[Collection entries]
[Begin]

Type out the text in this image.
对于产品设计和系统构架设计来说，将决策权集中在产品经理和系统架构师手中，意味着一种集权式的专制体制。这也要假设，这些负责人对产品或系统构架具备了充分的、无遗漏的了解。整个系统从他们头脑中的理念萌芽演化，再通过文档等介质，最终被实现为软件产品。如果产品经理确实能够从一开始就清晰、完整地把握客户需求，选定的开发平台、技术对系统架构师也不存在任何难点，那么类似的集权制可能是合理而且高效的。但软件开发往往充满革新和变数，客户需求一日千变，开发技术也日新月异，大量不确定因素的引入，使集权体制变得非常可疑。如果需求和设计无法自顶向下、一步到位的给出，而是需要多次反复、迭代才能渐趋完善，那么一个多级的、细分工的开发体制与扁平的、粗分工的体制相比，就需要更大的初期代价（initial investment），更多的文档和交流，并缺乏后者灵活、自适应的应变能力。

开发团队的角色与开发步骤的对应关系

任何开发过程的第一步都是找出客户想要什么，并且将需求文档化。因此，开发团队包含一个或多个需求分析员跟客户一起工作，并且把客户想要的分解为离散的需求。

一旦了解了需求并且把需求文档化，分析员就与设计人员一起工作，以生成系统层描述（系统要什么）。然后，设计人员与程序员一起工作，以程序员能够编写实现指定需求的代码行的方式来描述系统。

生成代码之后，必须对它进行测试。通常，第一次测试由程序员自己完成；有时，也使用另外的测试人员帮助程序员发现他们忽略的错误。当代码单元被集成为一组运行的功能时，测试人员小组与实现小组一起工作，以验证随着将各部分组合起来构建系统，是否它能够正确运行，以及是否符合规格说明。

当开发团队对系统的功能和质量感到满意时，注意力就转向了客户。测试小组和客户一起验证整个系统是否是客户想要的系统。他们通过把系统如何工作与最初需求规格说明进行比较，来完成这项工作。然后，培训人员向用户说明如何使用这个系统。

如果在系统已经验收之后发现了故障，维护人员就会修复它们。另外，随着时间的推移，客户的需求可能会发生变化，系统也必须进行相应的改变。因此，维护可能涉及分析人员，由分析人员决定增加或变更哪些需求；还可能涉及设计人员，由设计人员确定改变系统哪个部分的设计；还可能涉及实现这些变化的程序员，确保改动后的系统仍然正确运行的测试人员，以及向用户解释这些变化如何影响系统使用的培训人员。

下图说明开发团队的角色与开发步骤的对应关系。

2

[End]

WRITTEN PROBLEM:
Reproduce the data in full, exactly as presented.

CORRECT RESPONSE:
Type out the text in this image.
对于产品设计和系统构架设计来说，将决策权集中在产品经理和系统架构师手中，意味着一种集权式的专制体制。这也要假设，这些负责人对产品或系统构架具备了充分的、无遗漏的了解。整个系统从他们头脑中的理念萌芽演化，再通过文档等介质，最终被实现为软件产品。如果产品经理确实能够从一开始就清晰、完整地把握客户需求，选定的开发平台、技术对系统架构师也不存在任何难点，那么类似的集权制可能是合理而且高效的。但软件开发往往充满革新和变数，客户需求一日千变，开发技术也日新月异，大量不确定因素的引入，使集权体制变得非常可疑。如果需求和设计无法自顶向下、一步到位的给出，而是需要多次反复、迭代才能渐趋完善，那么一个多级的、细分工的开发体制与扁平的、粗分工的体制相比，就需要更大的初期代价（initial investment），更多的文档和交流，并缺乏后者灵活、自适应的应变能力。

开发团队的角色与开发步骤的对应关系

任何开发过程的第一步都是找出客户想要什么，并且将需求文档化。因此，开发团队包含一个或多个需求分析员跟客户一起工作，并且把客户想要的分解为离散的需求。

一旦了解了需求并且把需求文档化，分析员就与设计人员一起工作，以生成系统层描述（系统要什么）。然后，设计人员与程序员一起工作，以程序员能够编写实现指定需求的代码行的方式来描述系统。

生成代码之后，必须对它进行测试。通常，第一次测试由程序员自己完成；有时，也使用另外的测试人员帮助程序员发现他们忽略的错误。当代码单元被集成为一组运行的功能时，测试人员小组与实现小组一起工作，以验证随着将各部分组合起来构建系统，是否它能够正确运行，以及是否符合规格说明。

当开发团队对系统的功能和质量感到满意时，注意力就转向了客户。测试小组和客户一起验证整个系统是否是客户想要的系统。他们通过把系统如何工作与最初需求规格说明进行比较，来完成这项工作。然后，培训人员向用户说明如何使用这个系统。

如果在系统已经验收之后发现了故障，维护人员就会修复它们。另外，随着时间的推移，客户的需求可能会发生变化，系统也必须进行相应的改变。因此，维护可能涉及分析人员，由分析人员决定增加或变更哪些需求；还可能涉及设计人员，由设计人员确定改变系统哪个部分的设计；还可能涉及实现这些变化的程序员，确保改动后的系统仍然正确运行的测试人员，以及向用户解释这些变化如何影响系统使用的培训人员。

下图说明开发团队的角色与开发步骤的对应关系。

2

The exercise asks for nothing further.